:: PROVIDED ENTRIES ::

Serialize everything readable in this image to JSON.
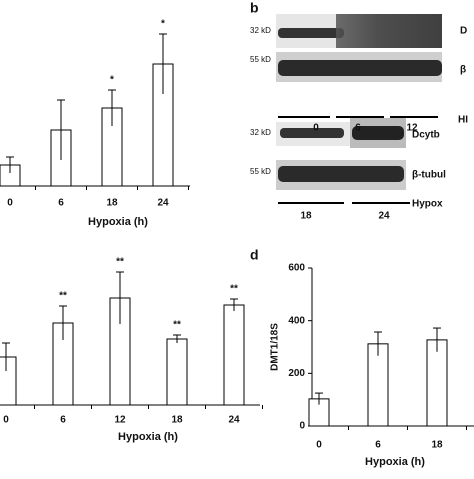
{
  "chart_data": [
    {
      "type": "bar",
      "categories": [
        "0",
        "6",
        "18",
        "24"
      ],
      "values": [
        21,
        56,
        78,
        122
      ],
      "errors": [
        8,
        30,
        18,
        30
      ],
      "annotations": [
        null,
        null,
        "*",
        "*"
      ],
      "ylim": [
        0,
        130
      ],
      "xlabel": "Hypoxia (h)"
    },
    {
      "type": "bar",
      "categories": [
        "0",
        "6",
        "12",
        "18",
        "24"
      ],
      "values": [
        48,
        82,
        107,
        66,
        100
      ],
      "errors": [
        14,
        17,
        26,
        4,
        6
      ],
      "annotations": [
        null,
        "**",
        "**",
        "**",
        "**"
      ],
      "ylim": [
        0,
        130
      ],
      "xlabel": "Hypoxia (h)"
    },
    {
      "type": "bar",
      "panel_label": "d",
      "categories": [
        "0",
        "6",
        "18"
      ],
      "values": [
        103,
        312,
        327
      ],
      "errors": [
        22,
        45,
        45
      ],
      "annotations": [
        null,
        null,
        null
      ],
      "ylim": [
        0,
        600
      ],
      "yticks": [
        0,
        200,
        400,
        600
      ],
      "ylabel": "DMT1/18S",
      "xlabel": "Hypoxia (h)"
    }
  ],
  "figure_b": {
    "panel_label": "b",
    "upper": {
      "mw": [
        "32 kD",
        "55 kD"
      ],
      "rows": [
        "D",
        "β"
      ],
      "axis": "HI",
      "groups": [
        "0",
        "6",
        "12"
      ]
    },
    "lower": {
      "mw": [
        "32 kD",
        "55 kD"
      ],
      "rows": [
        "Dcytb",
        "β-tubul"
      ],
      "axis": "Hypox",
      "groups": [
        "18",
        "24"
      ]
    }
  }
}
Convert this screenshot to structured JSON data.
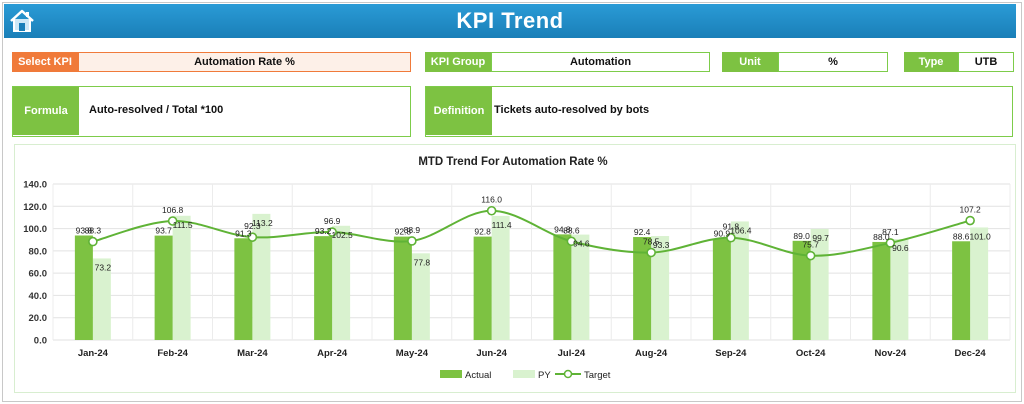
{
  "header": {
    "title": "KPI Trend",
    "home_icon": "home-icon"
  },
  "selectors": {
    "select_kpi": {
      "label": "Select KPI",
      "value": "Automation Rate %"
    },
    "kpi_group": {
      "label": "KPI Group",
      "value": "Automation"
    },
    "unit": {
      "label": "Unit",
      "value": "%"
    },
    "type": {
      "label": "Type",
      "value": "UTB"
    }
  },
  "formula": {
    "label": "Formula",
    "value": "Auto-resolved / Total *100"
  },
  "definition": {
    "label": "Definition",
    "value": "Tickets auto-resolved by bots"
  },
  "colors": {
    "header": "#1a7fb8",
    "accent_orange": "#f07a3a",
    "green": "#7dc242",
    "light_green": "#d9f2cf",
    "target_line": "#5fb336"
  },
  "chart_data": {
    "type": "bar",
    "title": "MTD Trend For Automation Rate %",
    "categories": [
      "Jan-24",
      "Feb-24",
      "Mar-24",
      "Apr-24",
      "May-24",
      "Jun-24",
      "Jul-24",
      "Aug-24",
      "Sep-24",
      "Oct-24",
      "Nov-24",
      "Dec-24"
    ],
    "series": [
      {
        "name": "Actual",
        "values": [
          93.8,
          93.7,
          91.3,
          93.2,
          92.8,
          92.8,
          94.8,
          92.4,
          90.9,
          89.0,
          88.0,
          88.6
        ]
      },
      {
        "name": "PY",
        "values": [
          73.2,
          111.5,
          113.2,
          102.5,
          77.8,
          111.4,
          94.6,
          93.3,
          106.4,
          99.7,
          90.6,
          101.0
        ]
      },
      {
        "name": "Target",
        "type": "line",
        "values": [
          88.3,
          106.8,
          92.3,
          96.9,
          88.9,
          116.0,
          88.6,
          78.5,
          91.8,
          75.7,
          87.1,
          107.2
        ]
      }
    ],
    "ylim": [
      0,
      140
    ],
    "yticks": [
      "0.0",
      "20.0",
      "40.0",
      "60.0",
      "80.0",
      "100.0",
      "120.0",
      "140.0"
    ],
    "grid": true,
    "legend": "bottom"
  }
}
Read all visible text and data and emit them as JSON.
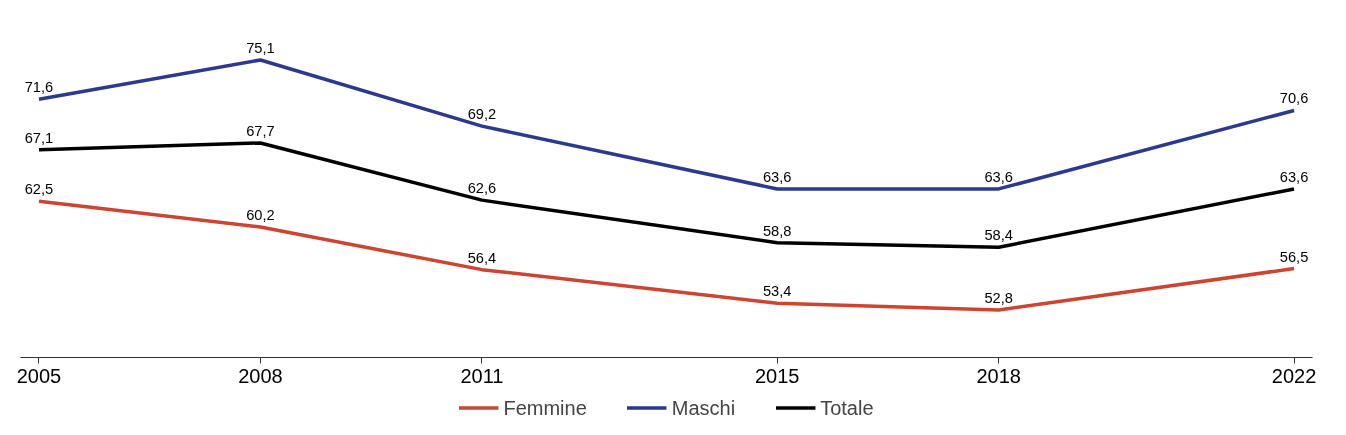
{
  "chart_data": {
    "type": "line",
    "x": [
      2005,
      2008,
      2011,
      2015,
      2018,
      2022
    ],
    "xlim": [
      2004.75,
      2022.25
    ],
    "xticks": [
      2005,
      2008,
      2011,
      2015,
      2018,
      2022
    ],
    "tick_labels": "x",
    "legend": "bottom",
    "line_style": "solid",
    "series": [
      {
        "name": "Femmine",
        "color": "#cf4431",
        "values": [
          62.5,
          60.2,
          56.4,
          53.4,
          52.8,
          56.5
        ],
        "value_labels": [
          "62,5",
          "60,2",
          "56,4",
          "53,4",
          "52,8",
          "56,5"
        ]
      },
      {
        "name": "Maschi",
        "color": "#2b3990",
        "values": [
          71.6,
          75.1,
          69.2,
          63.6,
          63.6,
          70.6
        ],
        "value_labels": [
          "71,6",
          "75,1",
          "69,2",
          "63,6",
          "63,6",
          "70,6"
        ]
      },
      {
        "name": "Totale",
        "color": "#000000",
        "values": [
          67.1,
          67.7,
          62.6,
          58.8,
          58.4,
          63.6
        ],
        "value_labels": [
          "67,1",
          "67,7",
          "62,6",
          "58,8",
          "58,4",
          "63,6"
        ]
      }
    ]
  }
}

:::

■ **WHAT THE TASK REQUIRES**
Leave out all images, then reproduce the entries above exactly.

■ **TASK ANSWER**
Serialize everything readable in this image to JSON.
{
  "chart_data": [
    {
      "type": "bar",
      "categories": [
        "0",
        "6",
        "18",
        "24"
      ],
      "values": [
        21,
        56,
        78,
        122
      ],
      "errors": [
        8,
        30,
        18,
        30
      ],
      "annotations": [
        null,
        null,
        "*",
        "*"
      ],
      "ylim": [
        0,
        130
      ],
      "xlabel": "Hypoxia (h)"
    },
    {
      "type": "bar",
      "categories": [
        "0",
        "6",
        "12",
        "18",
        "24"
      ],
      "values": [
        48,
        82,
        107,
        66,
        100
      ],
      "errors": [
        14,
        17,
        26,
        4,
        6
      ],
      "annotations": [
        null,
        "**",
        "**",
        "**",
        "**"
      ],
      "ylim": [
        0,
        130
      ],
      "xlabel": "Hypoxia (h)"
    },
    {
      "type": "bar",
      "panel_label": "d",
      "categories": [
        "0",
        "6",
        "18"
      ],
      "values": [
        103,
        312,
        327
      ],
      "errors": [
        22,
        45,
        45
      ],
      "annotations": [
        null,
        null,
        null
      ],
      "ylim": [
        0,
        600
      ],
      "yticks": [
        0,
        200,
        400,
        600
      ],
      "ylabel": "DMT1/18S",
      "xlabel": "Hypoxia (h)"
    }
  ],
  "figure_b": {
    "panel_label": "b",
    "upper": {
      "mw": [
        "32 kD",
        "55 kD"
      ],
      "rows": [
        "D",
        "β"
      ],
      "axis": "HI",
      "groups": [
        "0",
        "6",
        "12"
      ]
    },
    "lower": {
      "mw": [
        "32 kD",
        "55 kD"
      ],
      "rows": [
        "Dcytb",
        "β-tubul"
      ],
      "axis": "Hypox",
      "groups": [
        "18",
        "24"
      ]
    }
  }
}
Convert this screenshot to structured JSON data.
{
  "header": {
    "title": "KPI Trend",
    "home_icon": "home-icon"
  },
  "selectors": {
    "select_kpi": {
      "label": "Select KPI",
      "value": "Automation Rate %"
    },
    "kpi_group": {
      "label": "KPI Group",
      "value": "Automation"
    },
    "unit": {
      "label": "Unit",
      "value": "%"
    },
    "type": {
      "label": "Type",
      "value": "UTB"
    }
  },
  "formula": {
    "label": "Formula",
    "value": "Auto-resolved / Total *100"
  },
  "definition": {
    "label": "Definition",
    "value": "Tickets auto-resolved by bots"
  },
  "colors": {
    "header": "#1a7fb8",
    "accent_orange": "#f07a3a",
    "green": "#7dc242",
    "light_green": "#d9f2cf",
    "target_line": "#5fb336"
  },
  "chart_data": {
    "type": "bar",
    "title": "MTD Trend For Automation Rate %",
    "categories": [
      "Jan-24",
      "Feb-24",
      "Mar-24",
      "Apr-24",
      "May-24",
      "Jun-24",
      "Jul-24",
      "Aug-24",
      "Sep-24",
      "Oct-24",
      "Nov-24",
      "Dec-24"
    ],
    "series": [
      {
        "name": "Actual",
        "values": [
          93.8,
          93.7,
          91.3,
          93.2,
          92.8,
          92.8,
          94.8,
          92.4,
          90.9,
          89.0,
          88.0,
          88.6
        ]
      },
      {
        "name": "PY",
        "values": [
          73.2,
          111.5,
          113.2,
          102.5,
          77.8,
          111.4,
          94.6,
          93.3,
          106.4,
          99.7,
          90.6,
          101.0
        ]
      },
      {
        "name": "Target",
        "type": "line",
        "values": [
          88.3,
          106.8,
          92.3,
          96.9,
          88.9,
          116.0,
          88.6,
          78.5,
          91.8,
          75.7,
          87.1,
          107.2
        ]
      }
    ],
    "ylim": [
      0,
      140
    ],
    "yticks": [
      "0.0",
      "20.0",
      "40.0",
      "60.0",
      "80.0",
      "100.0",
      "120.0",
      "140.0"
    ],
    "grid": true,
    "legend": "bottom"
  }
}
Read all visible text and data and emit them as JSON.
{
  "chart_data": {
    "type": "line",
    "x": [
      2005,
      2008,
      2011,
      2015,
      2018,
      2022
    ],
    "xlim": [
      2004.75,
      2022.25
    ],
    "xticks": [
      2005,
      2008,
      2011,
      2015,
      2018,
      2022
    ],
    "tick_labels": "x",
    "legend": "bottom",
    "line_style": "solid",
    "series": [
      {
        "name": "Femmine",
        "color": "#cf4431",
        "values": [
          62.5,
          60.2,
          56.4,
          53.4,
          52.8,
          56.5
        ],
        "value_labels": [
          "62,5",
          "60,2",
          "56,4",
          "53,4",
          "52,8",
          "56,5"
        ]
      },
      {
        "name": "Maschi",
        "color": "#2b3990",
        "values": [
          71.6,
          75.1,
          69.2,
          63.6,
          63.6,
          70.6
        ],
        "value_labels": [
          "71,6",
          "75,1",
          "69,2",
          "63,6",
          "63,6",
          "70,6"
        ]
      },
      {
        "name": "Totale",
        "color": "#000000",
        "values": [
          67.1,
          67.7,
          62.6,
          58.8,
          58.4,
          63.6
        ],
        "value_labels": [
          "67,1",
          "67,7",
          "62,6",
          "58,8",
          "58,4",
          "63,6"
        ]
      }
    ]
  }
}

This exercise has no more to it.